(Data records)
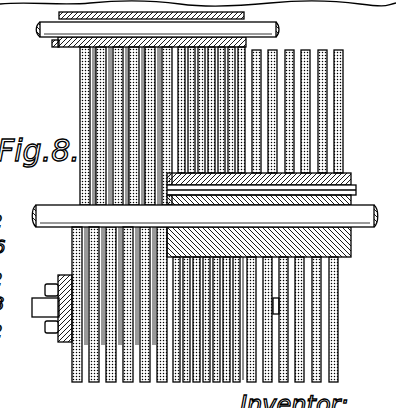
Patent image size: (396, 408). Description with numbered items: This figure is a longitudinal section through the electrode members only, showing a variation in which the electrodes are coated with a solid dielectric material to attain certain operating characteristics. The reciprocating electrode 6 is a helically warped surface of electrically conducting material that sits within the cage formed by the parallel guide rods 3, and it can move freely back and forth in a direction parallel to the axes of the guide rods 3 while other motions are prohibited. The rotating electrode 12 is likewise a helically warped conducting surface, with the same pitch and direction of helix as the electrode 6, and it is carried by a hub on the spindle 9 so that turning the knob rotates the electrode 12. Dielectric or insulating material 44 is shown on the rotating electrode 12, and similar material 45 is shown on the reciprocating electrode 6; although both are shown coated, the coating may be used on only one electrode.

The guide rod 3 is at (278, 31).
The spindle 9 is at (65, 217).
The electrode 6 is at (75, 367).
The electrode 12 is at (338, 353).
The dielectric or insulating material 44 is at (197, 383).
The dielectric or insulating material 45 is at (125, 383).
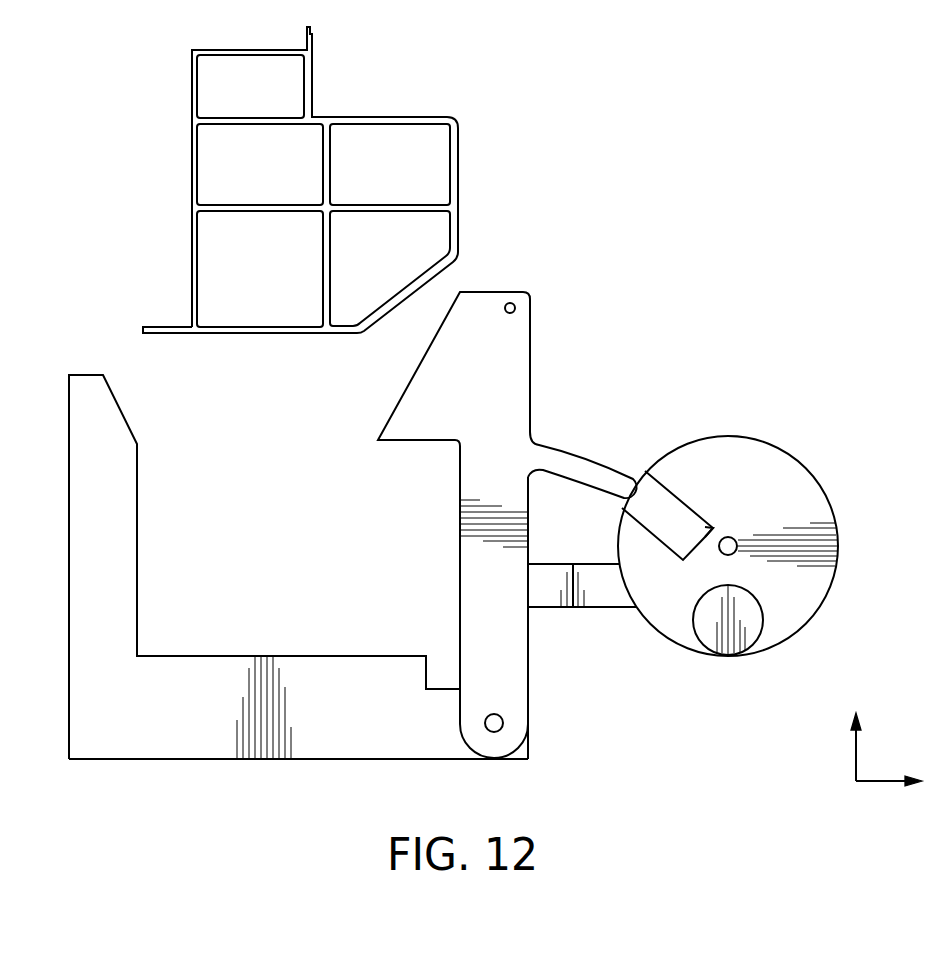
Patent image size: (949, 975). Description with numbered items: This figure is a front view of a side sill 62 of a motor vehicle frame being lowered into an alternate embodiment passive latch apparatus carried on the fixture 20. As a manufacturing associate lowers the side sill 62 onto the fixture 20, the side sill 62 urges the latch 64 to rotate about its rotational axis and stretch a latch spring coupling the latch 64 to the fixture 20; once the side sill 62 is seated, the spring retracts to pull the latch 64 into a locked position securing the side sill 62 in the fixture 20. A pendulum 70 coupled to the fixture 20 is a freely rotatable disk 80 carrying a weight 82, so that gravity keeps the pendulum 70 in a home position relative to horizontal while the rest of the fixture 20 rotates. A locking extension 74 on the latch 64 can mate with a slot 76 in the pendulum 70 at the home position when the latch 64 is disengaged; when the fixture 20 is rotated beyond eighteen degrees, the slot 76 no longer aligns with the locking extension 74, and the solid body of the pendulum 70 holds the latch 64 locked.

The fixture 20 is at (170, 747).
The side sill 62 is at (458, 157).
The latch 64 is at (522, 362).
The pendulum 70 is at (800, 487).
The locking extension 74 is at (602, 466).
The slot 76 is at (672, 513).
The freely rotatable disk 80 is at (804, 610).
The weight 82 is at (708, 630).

==

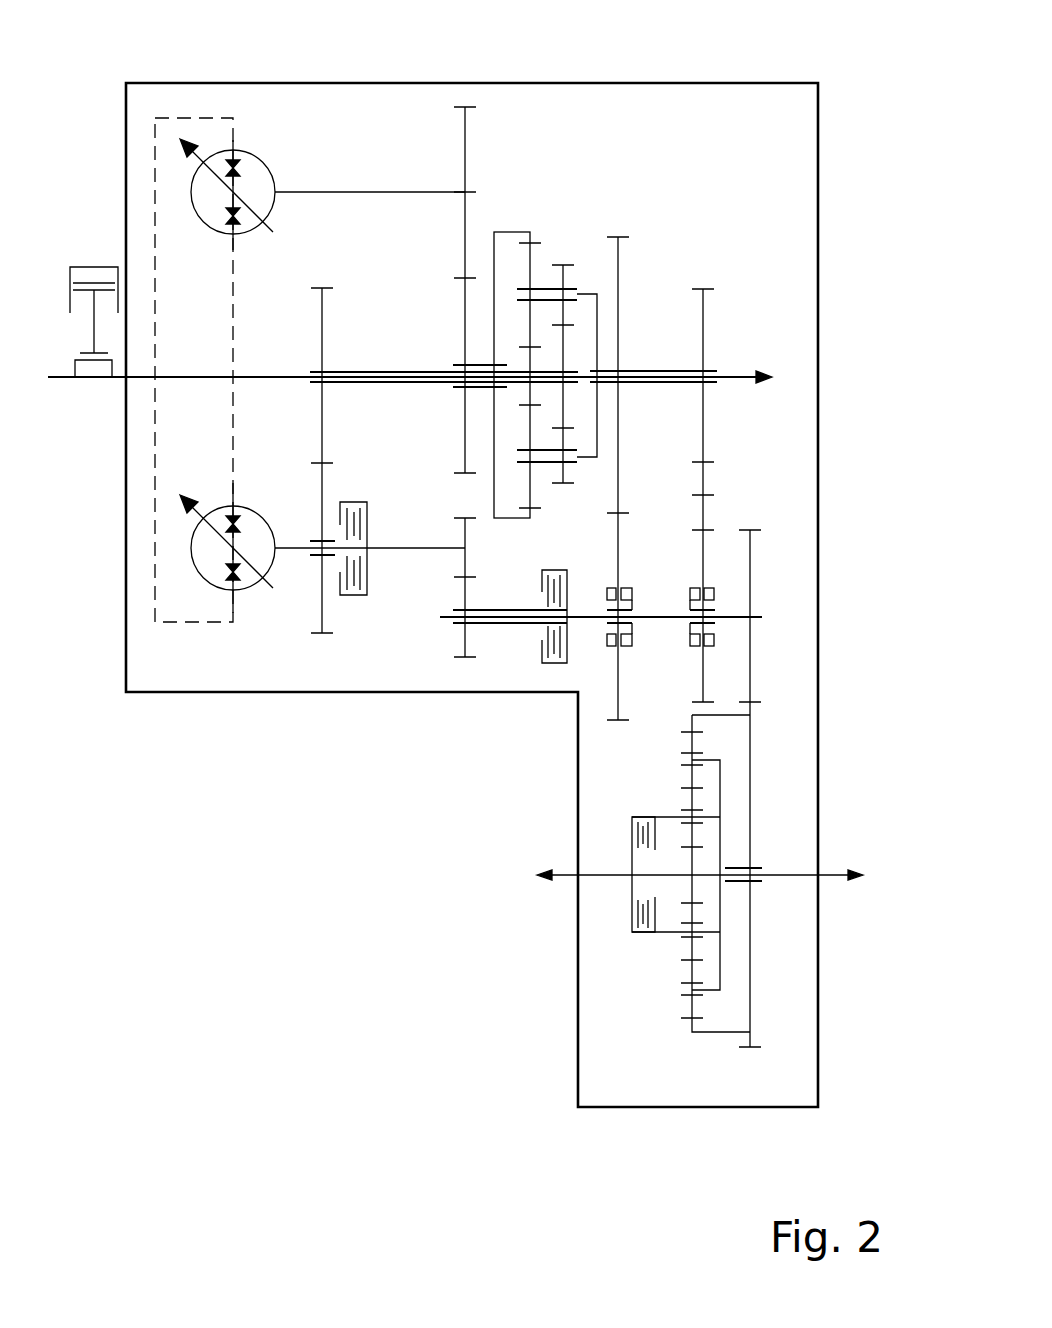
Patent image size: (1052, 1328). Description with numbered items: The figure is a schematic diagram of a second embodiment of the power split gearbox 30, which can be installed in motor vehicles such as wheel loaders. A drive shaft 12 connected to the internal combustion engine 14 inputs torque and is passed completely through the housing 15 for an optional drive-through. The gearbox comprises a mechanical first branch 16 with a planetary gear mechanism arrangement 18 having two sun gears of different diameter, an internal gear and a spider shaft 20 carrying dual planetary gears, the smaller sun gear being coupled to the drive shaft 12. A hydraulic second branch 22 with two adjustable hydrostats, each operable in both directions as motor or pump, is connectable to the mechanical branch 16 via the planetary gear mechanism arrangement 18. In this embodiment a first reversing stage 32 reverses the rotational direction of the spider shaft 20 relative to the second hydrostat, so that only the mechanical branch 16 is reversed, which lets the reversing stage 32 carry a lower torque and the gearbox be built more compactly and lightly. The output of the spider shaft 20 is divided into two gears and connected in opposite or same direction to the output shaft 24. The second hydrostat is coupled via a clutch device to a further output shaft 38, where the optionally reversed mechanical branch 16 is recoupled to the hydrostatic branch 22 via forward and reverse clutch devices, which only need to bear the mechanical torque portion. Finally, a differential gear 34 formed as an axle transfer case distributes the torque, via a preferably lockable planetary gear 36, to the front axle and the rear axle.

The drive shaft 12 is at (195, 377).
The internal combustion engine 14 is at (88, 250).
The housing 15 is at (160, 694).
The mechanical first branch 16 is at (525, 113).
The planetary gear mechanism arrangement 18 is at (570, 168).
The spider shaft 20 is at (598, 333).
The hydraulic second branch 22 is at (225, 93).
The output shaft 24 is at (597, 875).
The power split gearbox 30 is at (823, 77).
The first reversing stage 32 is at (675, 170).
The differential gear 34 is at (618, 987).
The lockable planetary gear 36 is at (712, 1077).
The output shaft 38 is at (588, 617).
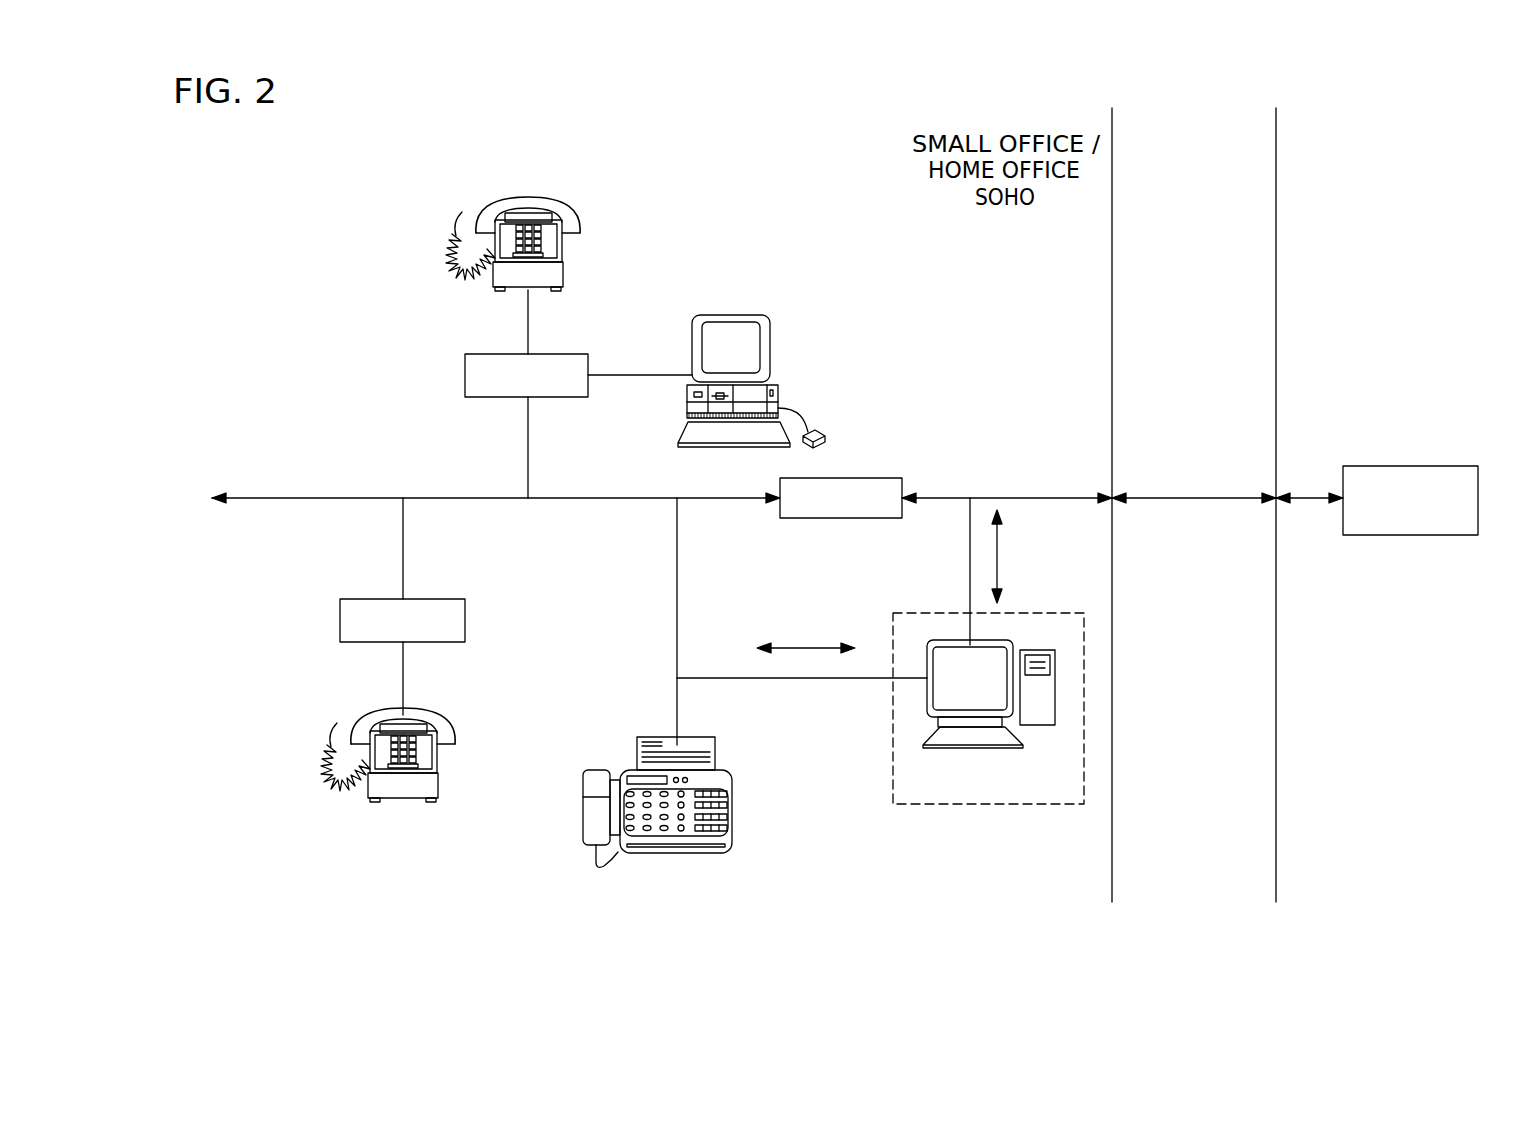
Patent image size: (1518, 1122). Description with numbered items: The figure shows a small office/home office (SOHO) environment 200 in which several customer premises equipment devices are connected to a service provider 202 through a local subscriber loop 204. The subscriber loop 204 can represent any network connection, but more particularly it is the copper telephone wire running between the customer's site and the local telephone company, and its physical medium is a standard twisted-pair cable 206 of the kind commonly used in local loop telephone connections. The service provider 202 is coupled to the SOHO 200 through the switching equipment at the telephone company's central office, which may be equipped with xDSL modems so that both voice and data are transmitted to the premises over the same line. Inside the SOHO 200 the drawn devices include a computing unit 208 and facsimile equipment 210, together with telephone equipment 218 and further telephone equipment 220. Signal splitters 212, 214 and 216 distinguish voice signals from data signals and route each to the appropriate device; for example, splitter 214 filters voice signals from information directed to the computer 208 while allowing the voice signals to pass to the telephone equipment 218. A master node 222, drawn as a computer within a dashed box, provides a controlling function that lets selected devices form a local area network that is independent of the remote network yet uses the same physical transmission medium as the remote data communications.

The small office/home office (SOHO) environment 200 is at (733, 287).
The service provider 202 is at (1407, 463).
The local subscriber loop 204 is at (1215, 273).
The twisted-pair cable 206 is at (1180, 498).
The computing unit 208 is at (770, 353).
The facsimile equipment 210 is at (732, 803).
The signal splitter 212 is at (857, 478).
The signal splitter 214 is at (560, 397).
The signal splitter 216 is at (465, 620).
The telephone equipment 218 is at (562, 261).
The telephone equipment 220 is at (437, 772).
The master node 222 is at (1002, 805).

**Task instructions:**
Quote the rows above word for word, starting with the line that contains "Patent image size: (396, 408)." and ending with the line that contains "The electrode 12 is at (338, 353).", both included.

**Reply to the exercise:**
Patent image size: (396, 408). Description with numbered items: This figure is a longitudinal section through the electrode members only, showing a variation in which the electrodes are coated with a solid dielectric material to attain certain operating characteristics. The reciprocating electrode 6 is a helically warped surface of electrically conducting material that sits within the cage formed by the parallel guide rods 3, and it can move freely back and forth in a direction parallel to the axes of the guide rods 3 while other motions are prohibited. The rotating electrode 12 is likewise a helically warped conducting surface, with the same pitch and direction of helix as the electrode 6, and it is carried by a hub on the spindle 9 so that turning the knob rotates the electrode 12. Dielectric or insulating material 44 is shown on the rotating electrode 12, and similar material 45 is shown on the reciprocating electrode 6; although both are shown coated, the coating may be used on only one electrode.

The guide rod 3 is at (278, 31).
The spindle 9 is at (65, 217).
The electrode 6 is at (75, 367).
The electrode 12 is at (338, 353).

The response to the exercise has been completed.